*WHAT THIS TASK INVOLVES*
Output the records exactly. Include every line.

*EXERCISE MATERIAL*
::::::::::
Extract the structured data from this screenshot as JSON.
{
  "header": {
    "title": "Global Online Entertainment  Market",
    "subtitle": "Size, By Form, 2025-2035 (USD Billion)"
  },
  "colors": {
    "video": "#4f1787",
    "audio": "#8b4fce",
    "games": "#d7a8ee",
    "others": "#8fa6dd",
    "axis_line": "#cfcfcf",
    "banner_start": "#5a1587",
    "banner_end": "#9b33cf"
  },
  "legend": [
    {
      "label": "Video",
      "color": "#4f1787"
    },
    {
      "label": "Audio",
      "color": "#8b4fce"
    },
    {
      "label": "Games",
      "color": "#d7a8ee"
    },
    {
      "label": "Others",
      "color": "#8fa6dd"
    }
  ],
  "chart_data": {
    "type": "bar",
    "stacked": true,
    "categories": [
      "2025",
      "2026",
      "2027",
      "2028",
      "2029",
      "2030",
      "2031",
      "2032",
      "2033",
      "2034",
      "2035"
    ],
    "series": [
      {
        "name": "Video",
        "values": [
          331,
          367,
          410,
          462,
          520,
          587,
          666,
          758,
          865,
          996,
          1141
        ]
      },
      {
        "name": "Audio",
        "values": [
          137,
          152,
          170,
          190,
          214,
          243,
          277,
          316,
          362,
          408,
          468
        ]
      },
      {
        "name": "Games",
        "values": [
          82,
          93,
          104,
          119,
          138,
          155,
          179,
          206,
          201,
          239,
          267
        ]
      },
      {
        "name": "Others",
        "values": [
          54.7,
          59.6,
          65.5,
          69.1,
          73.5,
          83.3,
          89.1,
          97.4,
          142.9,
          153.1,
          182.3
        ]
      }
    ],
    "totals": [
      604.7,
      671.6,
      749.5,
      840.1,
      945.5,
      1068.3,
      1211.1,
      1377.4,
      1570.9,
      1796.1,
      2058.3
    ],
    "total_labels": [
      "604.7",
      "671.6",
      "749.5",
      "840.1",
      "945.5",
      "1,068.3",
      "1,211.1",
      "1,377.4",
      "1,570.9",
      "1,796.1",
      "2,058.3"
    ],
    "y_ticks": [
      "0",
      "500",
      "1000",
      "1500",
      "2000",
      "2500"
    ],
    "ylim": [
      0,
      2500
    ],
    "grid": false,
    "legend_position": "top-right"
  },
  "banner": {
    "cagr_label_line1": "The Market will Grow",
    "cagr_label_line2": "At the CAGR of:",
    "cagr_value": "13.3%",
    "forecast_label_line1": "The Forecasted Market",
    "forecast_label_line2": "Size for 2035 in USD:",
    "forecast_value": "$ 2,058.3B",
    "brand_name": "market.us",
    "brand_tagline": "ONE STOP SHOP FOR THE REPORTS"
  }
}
::::::::::
*ANSWER BELOW*
Extract the structured data from this screenshot as JSON.
{
  "header": {
    "title": "Global Online Entertainment  Market",
    "subtitle": "Size, By Form, 2025-2035 (USD Billion)"
  },
  "colors": {
    "video": "#4f1787",
    "audio": "#8b4fce",
    "games": "#d7a8ee",
    "others": "#8fa6dd",
    "axis_line": "#cfcfcf",
    "banner_start": "#5a1587",
    "banner_end": "#9b33cf"
  },
  "legend": [
    {
      "label": "Video",
      "color": "#4f1787"
    },
    {
      "label": "Audio",
      "color": "#8b4fce"
    },
    {
      "label": "Games",
      "color": "#d7a8ee"
    },
    {
      "label": "Others",
      "color": "#8fa6dd"
    }
  ],
  "chart_data": {
    "type": "bar",
    "stacked": true,
    "categories": [
      "2025",
      "2026",
      "2027",
      "2028",
      "2029",
      "2030",
      "2031",
      "2032",
      "2033",
      "2034",
      "2035"
    ],
    "series": [
      {
        "name": "Video",
        "values": [
          331,
          367,
          410,
          462,
          520,
          587,
          666,
          758,
          865,
          996,
          1141
        ]
      },
      {
        "name": "Audio",
        "values": [
          137,
          152,
          170,
          190,
          214,
          243,
          277,
          316,
          362,
          408,
          468
        ]
      },
      {
        "name": "Games",
        "values": [
          82,
          93,
          104,
          119,
          138,
          155,
          179,
          206,
          201,
          239,
          267
        ]
      },
      {
        "name": "Others",
        "values": [
          54.7,
          59.6,
          65.5,
          69.1,
          73.5,
          83.3,
          89.1,
          97.4,
          142.9,
          153.1,
          182.3
        ]
      }
    ],
    "totals": [
      604.7,
      671.6,
      749.5,
      840.1,
      945.5,
      1068.3,
      1211.1,
      1377.4,
      1570.9,
      1796.1,
      2058.3
    ],
    "total_labels": [
      "604.7",
      "671.6",
      "749.5",
      "840.1",
      "945.5",
      "1,068.3",
      "1,211.1",
      "1,377.4",
      "1,570.9",
      "1,796.1",
      "2,058.3"
    ],
    "y_ticks": [
      "0",
      "500",
      "1000",
      "1500",
      "2000",
      "2500"
    ],
    "ylim": [
      0,
      2500
    ],
    "grid": false,
    "legend_position": "top-right"
  },
  "banner": {
    "cagr_label_line1": "The Market will Grow",
    "cagr_label_line2": "At the CAGR of:",
    "cagr_value": "13.3%",
    "forecast_label_line1": "The Forecasted Market",
    "forecast_label_line2": "Size for 2035 in USD:",
    "forecast_value": "$ 2,058.3B",
    "brand_name": "market.us",
    "brand_tagline": "ONE STOP SHOP FOR THE REPORTS"
  }
}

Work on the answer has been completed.